Transcribe the full listing below exactly.

====== Provided entries ======

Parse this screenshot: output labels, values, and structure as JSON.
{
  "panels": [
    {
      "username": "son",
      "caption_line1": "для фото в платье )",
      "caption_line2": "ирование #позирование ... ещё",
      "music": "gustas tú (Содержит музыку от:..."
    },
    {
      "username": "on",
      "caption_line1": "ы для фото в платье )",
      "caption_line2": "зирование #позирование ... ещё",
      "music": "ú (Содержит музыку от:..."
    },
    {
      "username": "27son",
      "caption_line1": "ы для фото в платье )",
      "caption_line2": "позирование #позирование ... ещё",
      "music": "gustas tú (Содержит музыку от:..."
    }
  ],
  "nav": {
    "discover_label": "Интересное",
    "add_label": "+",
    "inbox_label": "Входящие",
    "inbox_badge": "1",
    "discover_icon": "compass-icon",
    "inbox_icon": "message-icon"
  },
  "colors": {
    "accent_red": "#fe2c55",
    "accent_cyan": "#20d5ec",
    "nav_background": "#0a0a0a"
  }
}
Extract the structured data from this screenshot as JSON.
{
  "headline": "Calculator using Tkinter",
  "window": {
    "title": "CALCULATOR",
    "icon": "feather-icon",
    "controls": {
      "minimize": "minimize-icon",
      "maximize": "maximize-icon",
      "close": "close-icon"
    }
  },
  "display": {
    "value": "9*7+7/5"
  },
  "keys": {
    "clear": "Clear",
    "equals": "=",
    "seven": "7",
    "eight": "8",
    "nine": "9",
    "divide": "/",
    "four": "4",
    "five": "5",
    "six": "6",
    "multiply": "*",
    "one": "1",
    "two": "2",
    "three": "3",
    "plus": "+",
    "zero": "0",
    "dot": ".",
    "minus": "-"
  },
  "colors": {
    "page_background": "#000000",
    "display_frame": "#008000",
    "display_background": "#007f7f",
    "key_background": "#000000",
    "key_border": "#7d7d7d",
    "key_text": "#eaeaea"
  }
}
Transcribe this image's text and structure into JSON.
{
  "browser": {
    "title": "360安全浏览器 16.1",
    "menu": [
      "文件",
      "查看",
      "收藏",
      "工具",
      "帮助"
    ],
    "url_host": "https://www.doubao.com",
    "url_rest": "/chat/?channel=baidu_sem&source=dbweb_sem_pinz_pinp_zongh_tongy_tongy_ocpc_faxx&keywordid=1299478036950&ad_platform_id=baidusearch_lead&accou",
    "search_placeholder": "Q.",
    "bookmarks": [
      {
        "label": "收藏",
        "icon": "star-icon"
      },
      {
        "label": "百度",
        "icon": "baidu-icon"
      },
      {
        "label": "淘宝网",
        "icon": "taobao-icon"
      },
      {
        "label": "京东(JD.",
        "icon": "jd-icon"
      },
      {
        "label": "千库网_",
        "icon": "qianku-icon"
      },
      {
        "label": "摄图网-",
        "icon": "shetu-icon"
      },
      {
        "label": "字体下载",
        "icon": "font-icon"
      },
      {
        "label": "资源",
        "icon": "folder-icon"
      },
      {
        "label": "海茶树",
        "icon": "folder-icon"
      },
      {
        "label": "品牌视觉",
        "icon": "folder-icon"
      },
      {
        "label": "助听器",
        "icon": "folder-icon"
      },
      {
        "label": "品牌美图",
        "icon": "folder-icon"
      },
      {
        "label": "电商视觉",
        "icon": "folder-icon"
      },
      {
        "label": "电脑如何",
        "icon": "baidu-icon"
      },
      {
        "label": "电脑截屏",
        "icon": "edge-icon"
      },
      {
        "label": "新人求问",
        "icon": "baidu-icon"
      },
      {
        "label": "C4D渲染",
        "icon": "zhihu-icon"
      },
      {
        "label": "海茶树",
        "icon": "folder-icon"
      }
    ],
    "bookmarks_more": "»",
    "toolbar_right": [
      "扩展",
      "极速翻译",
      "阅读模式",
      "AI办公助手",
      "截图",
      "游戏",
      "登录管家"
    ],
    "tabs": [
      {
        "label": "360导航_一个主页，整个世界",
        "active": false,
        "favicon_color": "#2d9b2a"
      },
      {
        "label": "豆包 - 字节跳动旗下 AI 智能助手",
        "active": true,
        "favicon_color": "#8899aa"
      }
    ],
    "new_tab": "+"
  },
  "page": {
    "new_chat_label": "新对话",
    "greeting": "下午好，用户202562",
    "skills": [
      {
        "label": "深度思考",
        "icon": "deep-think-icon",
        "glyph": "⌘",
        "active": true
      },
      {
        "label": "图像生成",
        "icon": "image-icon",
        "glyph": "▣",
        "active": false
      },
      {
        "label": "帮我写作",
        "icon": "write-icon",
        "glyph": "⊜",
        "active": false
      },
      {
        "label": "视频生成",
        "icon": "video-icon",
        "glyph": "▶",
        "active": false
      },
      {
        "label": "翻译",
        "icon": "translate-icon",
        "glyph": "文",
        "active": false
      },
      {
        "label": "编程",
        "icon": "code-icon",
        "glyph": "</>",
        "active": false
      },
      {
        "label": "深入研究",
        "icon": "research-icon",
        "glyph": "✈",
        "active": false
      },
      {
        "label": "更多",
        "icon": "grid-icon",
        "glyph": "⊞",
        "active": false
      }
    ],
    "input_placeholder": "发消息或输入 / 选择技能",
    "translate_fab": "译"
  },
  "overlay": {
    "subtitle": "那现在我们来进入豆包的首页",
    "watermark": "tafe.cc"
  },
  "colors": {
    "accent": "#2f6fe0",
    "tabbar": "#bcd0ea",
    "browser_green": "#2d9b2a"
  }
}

======

■ Correct answer:
Parse this screenshot: output labels, values, and structure as JSON.
{
  "panels": [
    {
      "username": "son",
      "caption_line1": "для фото в платье )",
      "caption_line2": "ирование #позирование ... ещё",
      "music": "gustas tú (Содержит музыку от:..."
    },
    {
      "username": "on",
      "caption_line1": "ы для фото в платье )",
      "caption_line2": "зирование #позирование ... ещё",
      "music": "ú (Содержит музыку от:..."
    },
    {
      "username": "27son",
      "caption_line1": "ы для фото в платье )",
      "caption_line2": "позирование #позирование ... ещё",
      "music": "gustas tú (Содержит музыку от:..."
    }
  ],
  "nav": {
    "discover_label": "Интересное",
    "add_label": "+",
    "inbox_label": "Входящие",
    "inbox_badge": "1",
    "discover_icon": "compass-icon",
    "inbox_icon": "message-icon"
  },
  "colors": {
    "accent_red": "#fe2c55",
    "accent_cyan": "#20d5ec",
    "nav_background": "#0a0a0a"
  }
}
Extract the structured data from this screenshot as JSON.
{
  "headline": "Calculator using Tkinter",
  "window": {
    "title": "CALCULATOR",
    "icon": "feather-icon",
    "controls": {
      "minimize": "minimize-icon",
      "maximize": "maximize-icon",
      "close": "close-icon"
    }
  },
  "display": {
    "value": "9*7+7/5"
  },
  "keys": {
    "clear": "Clear",
    "equals": "=",
    "seven": "7",
    "eight": "8",
    "nine": "9",
    "divide": "/",
    "four": "4",
    "five": "5",
    "six": "6",
    "multiply": "*",
    "one": "1",
    "two": "2",
    "three": "3",
    "plus": "+",
    "zero": "0",
    "dot": ".",
    "minus": "-"
  },
  "colors": {
    "page_background": "#000000",
    "display_frame": "#008000",
    "display_background": "#007f7f",
    "key_background": "#000000",
    "key_border": "#7d7d7d",
    "key_text": "#eaeaea"
  }
}
Transcribe this image's text and structure into JSON.
{
  "browser": {
    "title": "360安全浏览器 16.1",
    "menu": [
      "文件",
      "查看",
      "收藏",
      "工具",
      "帮助"
    ],
    "url_host": "https://www.doubao.com",
    "url_rest": "/chat/?channel=baidu_sem&source=dbweb_sem_pinz_pinp_zongh_tongy_tongy_ocpc_faxx&keywordid=1299478036950&ad_platform_id=baidusearch_lead&accou",
    "search_placeholder": "Q.",
    "bookmarks": [
      {
        "label": "收藏",
        "icon": "star-icon"
      },
      {
        "label": "百度",
        "icon": "baidu-icon"
      },
      {
        "label": "淘宝网",
        "icon": "taobao-icon"
      },
      {
        "label": "京东(JD.",
        "icon": "jd-icon"
      },
      {
        "label": "千库网_",
        "icon": "qianku-icon"
      },
      {
        "label": "摄图网-",
        "icon": "shetu-icon"
      },
      {
        "label": "字体下载",
        "icon": "font-icon"
      },
      {
        "label": "资源",
        "icon": "folder-icon"
      },
      {
        "label": "海茶树",
        "icon": "folder-icon"
      },
      {
        "label": "品牌视觉",
        "icon": "folder-icon"
      },
      {
        "label": "助听器",
        "icon": "folder-icon"
      },
      {
        "label": "品牌美图",
        "icon": "folder-icon"
      },
      {
        "label": "电商视觉",
        "icon": "folder-icon"
      },
      {
        "label": "电脑如何",
        "icon": "baidu-icon"
      },
      {
        "label": "电脑截屏",
        "icon": "edge-icon"
      },
      {
        "label": "新人求问",
        "icon": "baidu-icon"
      },
      {
        "label": "C4D渲染",
        "icon": "zhihu-icon"
      },
      {
        "label": "海茶树",
        "icon": "folder-icon"
      }
    ],
    "bookmarks_more": "»",
    "toolbar_right": [
      "扩展",
      "极速翻译",
      "阅读模式",
      "AI办公助手",
      "截图",
      "游戏",
      "登录管家"
    ],
    "tabs": [
      {
        "label": "360导航_一个主页，整个世界",
        "active": false,
        "favicon_color": "#2d9b2a"
      },
      {
        "label": "豆包 - 字节跳动旗下 AI 智能助手",
        "active": true,
        "favicon_color": "#8899aa"
      }
    ],
    "new_tab": "+"
  },
  "page": {
    "new_chat_label": "新对话",
    "greeting": "下午好，用户202562",
    "skills": [
      {
        "label": "深度思考",
        "icon": "deep-think-icon",
        "glyph": "⌘",
        "active": true
      },
      {
        "label": "图像生成",
        "icon": "image-icon",
        "glyph": "▣",
        "active": false
      },
      {
        "label": "帮我写作",
        "icon": "write-icon",
        "glyph": "⊜",
        "active": false
      },
      {
        "label": "视频生成",
        "icon": "video-icon",
        "glyph": "▶",
        "active": false
      },
      {
        "label": "翻译",
        "icon": "translate-icon",
        "glyph": "文",
        "active": false
      },
      {
        "label": "编程",
        "icon": "code-icon",
        "glyph": "</>",
        "active": false
      },
      {
        "label": "深入研究",
        "icon": "research-icon",
        "glyph": "✈",
        "active": false
      },
      {
        "label": "更多",
        "icon": "grid-icon",
        "glyph": "⊞",
        "active": false
      }
    ],
    "input_placeholder": "发消息或输入 / 选择技能",
    "translate_fab": "译"
  },
  "overlay": {
    "subtitle": "那现在我们来进入豆包的首页",
    "watermark": "tafe.cc"
  },
  "colors": {
    "accent": "#2f6fe0",
    "tabbar": "#bcd0ea",
    "browser_green": "#2d9b2a"
  }
}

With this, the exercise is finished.